> _WHAT YOU NEED TO DO_: Can you copy out the data exactly? Leave the images out.

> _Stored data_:
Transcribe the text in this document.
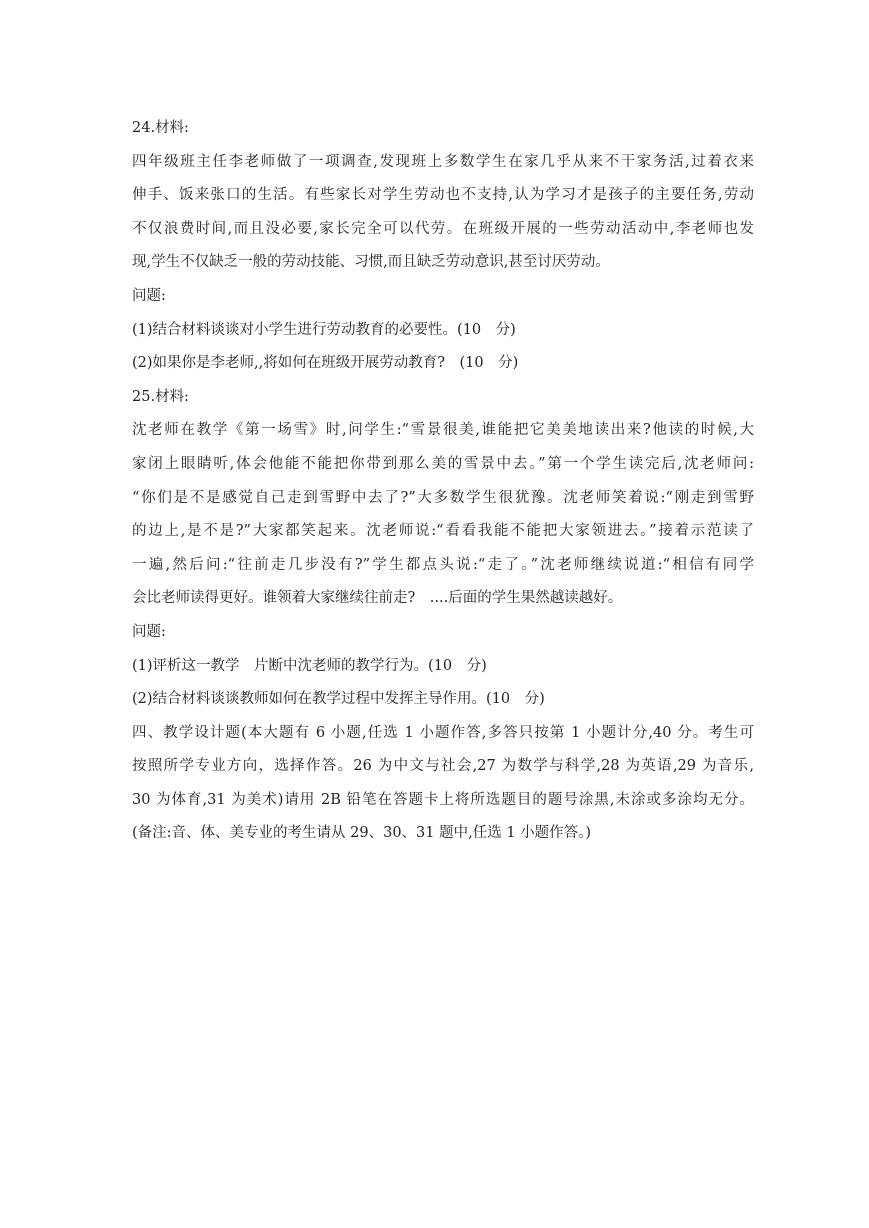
24.材料:
四年级班主任李老师做了一项调查,发现班上多数学生在家几乎从来不干家务活,过着衣来
伸手、饭来张口的生活。有些家长对学生劳动也不支持,认为学习才是孩子的主要任务,劳动
不仅浪费时间,而且没必要,家长完全可以代劳。在班级开展的一些劳动活动中,李老师也发
现,学生不仅缺乏一般的劳动技能、习惯,而且缺乏劳动意识,甚至讨厌劳动。
问题:
(1)结合材料谈谈对小学生进行劳动教育的必要性。(10　分)
(2)如果你是李老师,,将如何在班级开展劳动教育?　(10　分)
25.材料:
沈老师在教学《第一场雪》时,问学生:“雪景很美,谁能把它美美地读出来?他读的时候,大
家闭上眼睛听,体会他能不能把你带到那么美的雪景中去。”第一个学生读完后,沈老师问:
“你们是不是感觉自己走到雪野中去了?”大多数学生很犹豫。沈老师笑着说:“刚走到雪野
的边上,是不是?”大家都笑起来。沈老师说:“看看我能不能把大家领进去。”接着示范读了
一遍,然后问:“往前走几步没有?”学生都点头说:“走了。”沈老师继续说道:“相信有同学
会比老师读得更好。谁领着大家继续往前走?　....后面的学生果然越读越好。
问题:
(1)评析这一教学　片断中沈老师的教学行为。(10　分)
(2)结合材料谈谈教师如何在教学过程中发挥主导作用。(10　分)
四、教学设计题(本大题有 6 小题,任选 1 小题作答,多答只按第 1 小题计分,40 分。考生可
按照所学专业方向，选择作答。26 为中文与社会,27 为数学与科学,28 为英语,29 为音乐,
30 为体育,31 为美术)请用 2B 铅笔在答题卡上将所选题目的题号涂黑,未涂或多涂均无分。
(备注:音、体、美专业的考生请从 29、30、31 题中,任选 1 小题作答。)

> _OUTPUT OF THE TASK_:
Transcribe the text in this document.
24.材料:
四年级班主任李老师做了一项调查,发现班上多数学生在家几乎从来不干家务活,过着衣来
伸手、饭来张口的生活。有些家长对学生劳动也不支持,认为学习才是孩子的主要任务,劳动
不仅浪费时间,而且没必要,家长完全可以代劳。在班级开展的一些劳动活动中,李老师也发
现,学生不仅缺乏一般的劳动技能、习惯,而且缺乏劳动意识,甚至讨厌劳动。
问题:
(1)结合材料谈谈对小学生进行劳动教育的必要性。(10　分)
(2)如果你是李老师,,将如何在班级开展劳动教育?　(10　分)
25.材料:
沈老师在教学《第一场雪》时,问学生:“雪景很美,谁能把它美美地读出来?他读的时候,大
家闭上眼睛听,体会他能不能把你带到那么美的雪景中去。”第一个学生读完后,沈老师问:
“你们是不是感觉自己走到雪野中去了?”大多数学生很犹豫。沈老师笑着说:“刚走到雪野
的边上,是不是?”大家都笑起来。沈老师说:“看看我能不能把大家领进去。”接着示范读了
一遍,然后问:“往前走几步没有?”学生都点头说:“走了。”沈老师继续说道:“相信有同学
会比老师读得更好。谁领着大家继续往前走?　....后面的学生果然越读越好。
问题:
(1)评析这一教学　片断中沈老师的教学行为。(10　分)
(2)结合材料谈谈教师如何在教学过程中发挥主导作用。(10　分)
四、教学设计题(本大题有 6 小题,任选 1 小题作答,多答只按第 1 小题计分,40 分。考生可
按照所学专业方向，选择作答。26 为中文与社会,27 为数学与科学,28 为英语,29 为音乐,
30 为体育,31 为美术)请用 2B 铅笔在答题卡上将所选题目的题号涂黑,未涂或多涂均无分。
(备注:音、体、美专业的考生请从 29、30、31 题中,任选 1 小题作答。)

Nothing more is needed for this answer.